PROBLEM STATEMENT: Your task is to output all the records below, word for word.

(Collected data)
------------------------------
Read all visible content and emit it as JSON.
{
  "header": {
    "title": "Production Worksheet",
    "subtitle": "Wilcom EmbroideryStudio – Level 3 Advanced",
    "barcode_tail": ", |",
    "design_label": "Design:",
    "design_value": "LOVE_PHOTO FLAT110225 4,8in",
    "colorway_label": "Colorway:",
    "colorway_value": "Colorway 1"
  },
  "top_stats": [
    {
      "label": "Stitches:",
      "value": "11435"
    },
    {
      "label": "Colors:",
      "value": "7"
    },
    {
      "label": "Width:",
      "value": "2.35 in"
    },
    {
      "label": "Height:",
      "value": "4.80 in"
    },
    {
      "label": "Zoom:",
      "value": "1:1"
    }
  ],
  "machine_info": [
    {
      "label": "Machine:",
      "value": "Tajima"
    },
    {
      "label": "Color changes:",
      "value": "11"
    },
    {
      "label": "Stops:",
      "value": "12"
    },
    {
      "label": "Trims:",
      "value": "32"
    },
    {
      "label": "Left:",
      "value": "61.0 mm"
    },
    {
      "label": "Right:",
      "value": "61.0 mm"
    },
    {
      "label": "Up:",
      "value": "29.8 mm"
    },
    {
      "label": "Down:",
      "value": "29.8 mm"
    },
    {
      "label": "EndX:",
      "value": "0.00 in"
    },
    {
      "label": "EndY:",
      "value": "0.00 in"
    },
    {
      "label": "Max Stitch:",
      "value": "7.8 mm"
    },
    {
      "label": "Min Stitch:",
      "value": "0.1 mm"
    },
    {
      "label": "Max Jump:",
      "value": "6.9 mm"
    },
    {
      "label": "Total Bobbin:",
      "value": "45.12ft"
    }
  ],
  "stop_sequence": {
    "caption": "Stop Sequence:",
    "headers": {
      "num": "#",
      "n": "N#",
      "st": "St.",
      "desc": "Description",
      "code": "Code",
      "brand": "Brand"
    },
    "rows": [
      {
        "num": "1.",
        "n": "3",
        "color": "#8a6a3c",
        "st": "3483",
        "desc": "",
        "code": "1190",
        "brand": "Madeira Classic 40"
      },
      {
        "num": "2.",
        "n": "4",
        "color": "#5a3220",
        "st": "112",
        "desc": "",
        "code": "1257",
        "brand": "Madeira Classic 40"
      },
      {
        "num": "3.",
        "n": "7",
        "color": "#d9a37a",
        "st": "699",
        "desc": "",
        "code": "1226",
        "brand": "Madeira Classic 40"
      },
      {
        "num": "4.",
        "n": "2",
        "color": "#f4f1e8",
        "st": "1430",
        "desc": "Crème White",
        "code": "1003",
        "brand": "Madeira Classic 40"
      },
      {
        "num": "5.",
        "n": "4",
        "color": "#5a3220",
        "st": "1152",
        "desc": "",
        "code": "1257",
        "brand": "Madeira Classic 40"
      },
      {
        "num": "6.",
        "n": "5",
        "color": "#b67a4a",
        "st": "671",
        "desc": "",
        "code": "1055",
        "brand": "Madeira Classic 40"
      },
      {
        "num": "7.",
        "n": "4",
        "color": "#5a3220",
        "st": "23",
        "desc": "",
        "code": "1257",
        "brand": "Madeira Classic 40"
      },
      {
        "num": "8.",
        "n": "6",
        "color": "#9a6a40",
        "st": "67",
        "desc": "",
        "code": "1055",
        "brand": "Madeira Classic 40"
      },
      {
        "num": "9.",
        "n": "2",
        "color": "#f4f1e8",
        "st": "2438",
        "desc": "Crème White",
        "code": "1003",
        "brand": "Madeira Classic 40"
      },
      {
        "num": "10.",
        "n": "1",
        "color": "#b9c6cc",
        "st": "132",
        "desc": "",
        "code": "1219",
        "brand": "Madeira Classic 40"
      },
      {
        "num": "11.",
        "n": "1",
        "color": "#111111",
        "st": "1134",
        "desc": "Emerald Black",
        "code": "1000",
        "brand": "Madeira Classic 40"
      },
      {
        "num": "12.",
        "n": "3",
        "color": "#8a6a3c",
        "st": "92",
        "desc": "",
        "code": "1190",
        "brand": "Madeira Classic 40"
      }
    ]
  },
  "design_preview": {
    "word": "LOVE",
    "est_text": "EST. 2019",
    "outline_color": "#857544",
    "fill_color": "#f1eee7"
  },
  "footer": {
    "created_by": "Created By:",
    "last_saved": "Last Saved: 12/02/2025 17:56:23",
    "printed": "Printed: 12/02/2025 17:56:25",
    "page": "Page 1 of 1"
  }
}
------------------------------
THE ANSWER:
Read all visible content and emit it as JSON.
{
  "header": {
    "title": "Production Worksheet",
    "subtitle": "Wilcom EmbroideryStudio – Level 3 Advanced",
    "barcode_tail": ", |",
    "design_label": "Design:",
    "design_value": "LOVE_PHOTO FLAT110225 4,8in",
    "colorway_label": "Colorway:",
    "colorway_value": "Colorway 1"
  },
  "top_stats": [
    {
      "label": "Stitches:",
      "value": "11435"
    },
    {
      "label": "Colors:",
      "value": "7"
    },
    {
      "label": "Width:",
      "value": "2.35 in"
    },
    {
      "label": "Height:",
      "value": "4.80 in"
    },
    {
      "label": "Zoom:",
      "value": "1:1"
    }
  ],
  "machine_info": [
    {
      "label": "Machine:",
      "value": "Tajima"
    },
    {
      "label": "Color changes:",
      "value": "11"
    },
    {
      "label": "Stops:",
      "value": "12"
    },
    {
      "label": "Trims:",
      "value": "32"
    },
    {
      "label": "Left:",
      "value": "61.0 mm"
    },
    {
      "label": "Right:",
      "value": "61.0 mm"
    },
    {
      "label": "Up:",
      "value": "29.8 mm"
    },
    {
      "label": "Down:",
      "value": "29.8 mm"
    },
    {
      "label": "EndX:",
      "value": "0.00 in"
    },
    {
      "label": "EndY:",
      "value": "0.00 in"
    },
    {
      "label": "Max Stitch:",
      "value": "7.8 mm"
    },
    {
      "label": "Min Stitch:",
      "value": "0.1 mm"
    },
    {
      "label": "Max Jump:",
      "value": "6.9 mm"
    },
    {
      "label": "Total Bobbin:",
      "value": "45.12ft"
    }
  ],
  "stop_sequence": {
    "caption": "Stop Sequence:",
    "headers": {
      "num": "#",
      "n": "N#",
      "st": "St.",
      "desc": "Description",
      "code": "Code",
      "brand": "Brand"
    },
    "rows": [
      {
        "num": "1.",
        "n": "3",
        "color": "#8a6a3c",
        "st": "3483",
        "desc": "",
        "code": "1190",
        "brand": "Madeira Classic 40"
      },
      {
        "num": "2.",
        "n": "4",
        "color": "#5a3220",
        "st": "112",
        "desc": "",
        "code": "1257",
        "brand": "Madeira Classic 40"
      },
      {
        "num": "3.",
        "n": "7",
        "color": "#d9a37a",
        "st": "699",
        "desc": "",
        "code": "1226",
        "brand": "Madeira Classic 40"
      },
      {
        "num": "4.",
        "n": "2",
        "color": "#f4f1e8",
        "st": "1430",
        "desc": "Crème White",
        "code": "1003",
        "brand": "Madeira Classic 40"
      },
      {
        "num": "5.",
        "n": "4",
        "color": "#5a3220",
        "st": "1152",
        "desc": "",
        "code": "1257",
        "brand": "Madeira Classic 40"
      },
      {
        "num": "6.",
        "n": "5",
        "color": "#b67a4a",
        "st": "671",
        "desc": "",
        "code": "1055",
        "brand": "Madeira Classic 40"
      },
      {
        "num": "7.",
        "n": "4",
        "color": "#5a3220",
        "st": "23",
        "desc": "",
        "code": "1257",
        "brand": "Madeira Classic 40"
      },
      {
        "num": "8.",
        "n": "6",
        "color": "#9a6a40",
        "st": "67",
        "desc": "",
        "code": "1055",
        "brand": "Madeira Classic 40"
      },
      {
        "num": "9.",
        "n": "2",
        "color": "#f4f1e8",
        "st": "2438",
        "desc": "Crème White",
        "code": "1003",
        "brand": "Madeira Classic 40"
      },
      {
        "num": "10.",
        "n": "1",
        "color": "#b9c6cc",
        "st": "132",
        "desc": "",
        "code": "1219",
        "brand": "Madeira Classic 40"
      },
      {
        "num": "11.",
        "n": "1",
        "color": "#111111",
        "st": "1134",
        "desc": "Emerald Black",
        "code": "1000",
        "brand": "Madeira Classic 40"
      },
      {
        "num": "12.",
        "n": "3",
        "color": "#8a6a3c",
        "st": "92",
        "desc": "",
        "code": "1190",
        "brand": "Madeira Classic 40"
      }
    ]
  },
  "design_preview": {
    "word": "LOVE",
    "est_text": "EST. 2019",
    "outline_color": "#857544",
    "fill_color": "#f1eee7"
  },
  "footer": {
    "created_by": "Created By:",
    "last_saved": "Last Saved: 12/02/2025 17:56:23",
    "printed": "Printed: 12/02/2025 17:56:25",
    "page": "Page 1 of 1"
  }
}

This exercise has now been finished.